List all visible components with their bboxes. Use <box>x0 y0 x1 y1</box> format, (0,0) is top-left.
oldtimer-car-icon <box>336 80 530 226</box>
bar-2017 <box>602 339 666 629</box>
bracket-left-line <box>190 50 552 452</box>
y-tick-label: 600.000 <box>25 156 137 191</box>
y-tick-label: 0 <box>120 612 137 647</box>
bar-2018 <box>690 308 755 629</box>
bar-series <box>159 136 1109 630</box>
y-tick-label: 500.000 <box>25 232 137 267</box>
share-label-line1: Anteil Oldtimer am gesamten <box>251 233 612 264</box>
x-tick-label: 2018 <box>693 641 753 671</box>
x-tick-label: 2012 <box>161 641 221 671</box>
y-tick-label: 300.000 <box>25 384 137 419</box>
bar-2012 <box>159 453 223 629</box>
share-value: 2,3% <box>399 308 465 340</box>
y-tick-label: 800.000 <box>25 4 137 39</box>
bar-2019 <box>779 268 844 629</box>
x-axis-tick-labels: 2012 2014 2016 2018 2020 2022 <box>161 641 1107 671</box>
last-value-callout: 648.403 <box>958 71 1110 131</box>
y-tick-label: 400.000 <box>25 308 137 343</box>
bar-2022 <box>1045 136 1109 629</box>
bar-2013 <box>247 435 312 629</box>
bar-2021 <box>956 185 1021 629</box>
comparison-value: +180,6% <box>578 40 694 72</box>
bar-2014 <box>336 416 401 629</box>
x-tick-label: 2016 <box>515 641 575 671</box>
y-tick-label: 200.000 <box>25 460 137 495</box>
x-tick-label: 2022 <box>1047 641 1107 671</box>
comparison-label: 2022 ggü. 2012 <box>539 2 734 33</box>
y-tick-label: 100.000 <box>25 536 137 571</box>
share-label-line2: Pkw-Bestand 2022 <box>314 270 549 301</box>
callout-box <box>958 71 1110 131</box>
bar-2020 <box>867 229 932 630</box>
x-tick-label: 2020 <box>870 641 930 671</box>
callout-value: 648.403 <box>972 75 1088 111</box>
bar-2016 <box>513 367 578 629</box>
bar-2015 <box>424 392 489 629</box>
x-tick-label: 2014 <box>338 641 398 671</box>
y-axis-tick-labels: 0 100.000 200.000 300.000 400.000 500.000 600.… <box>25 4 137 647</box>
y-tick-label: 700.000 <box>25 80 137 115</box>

==

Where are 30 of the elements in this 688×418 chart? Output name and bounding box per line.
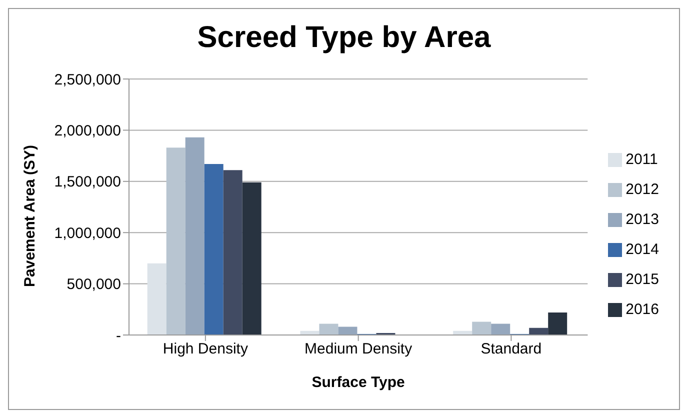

--

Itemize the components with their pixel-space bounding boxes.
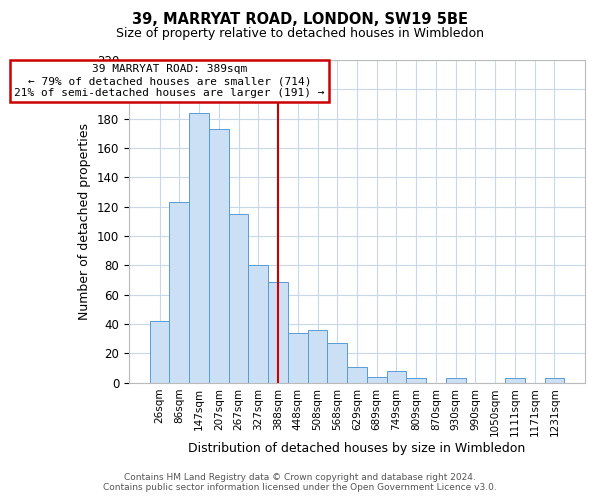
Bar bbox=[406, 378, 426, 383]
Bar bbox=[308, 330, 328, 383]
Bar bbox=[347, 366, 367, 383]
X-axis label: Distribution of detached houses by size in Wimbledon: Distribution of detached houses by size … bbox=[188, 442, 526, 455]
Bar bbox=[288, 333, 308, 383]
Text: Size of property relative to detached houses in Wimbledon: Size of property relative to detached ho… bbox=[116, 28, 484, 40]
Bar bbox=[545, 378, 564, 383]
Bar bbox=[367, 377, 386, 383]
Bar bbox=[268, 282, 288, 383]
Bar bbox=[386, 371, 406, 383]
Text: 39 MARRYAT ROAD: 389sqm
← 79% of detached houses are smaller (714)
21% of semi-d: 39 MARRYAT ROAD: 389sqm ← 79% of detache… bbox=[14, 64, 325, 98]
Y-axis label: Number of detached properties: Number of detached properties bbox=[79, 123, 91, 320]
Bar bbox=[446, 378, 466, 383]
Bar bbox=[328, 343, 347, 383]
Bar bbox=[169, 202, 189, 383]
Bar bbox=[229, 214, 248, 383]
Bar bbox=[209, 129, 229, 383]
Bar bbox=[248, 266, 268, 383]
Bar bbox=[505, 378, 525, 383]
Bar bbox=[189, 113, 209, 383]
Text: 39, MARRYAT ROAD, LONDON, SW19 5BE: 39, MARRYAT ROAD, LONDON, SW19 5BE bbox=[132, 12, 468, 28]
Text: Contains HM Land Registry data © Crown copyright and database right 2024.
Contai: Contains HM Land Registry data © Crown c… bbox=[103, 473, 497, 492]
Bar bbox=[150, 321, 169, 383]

INSTRUCTION
Copy out the entries from the line with "List all visible" up to and including the line with "bar-2018 <box>690 308 755 629</box>", reproducing each one verbatim.

ANSWER TO THE TASK
List all visible components with their bboxes. Use <box>x0 y0 x1 y1</box> format, (0,0) is top-left.
oldtimer-car-icon <box>336 80 530 226</box>
bar-2017 <box>602 339 666 629</box>
bracket-left-line <box>190 50 552 452</box>
y-tick-label: 600.000 <box>25 156 137 191</box>
y-tick-label: 0 <box>120 612 137 647</box>
bar-2018 <box>690 308 755 629</box>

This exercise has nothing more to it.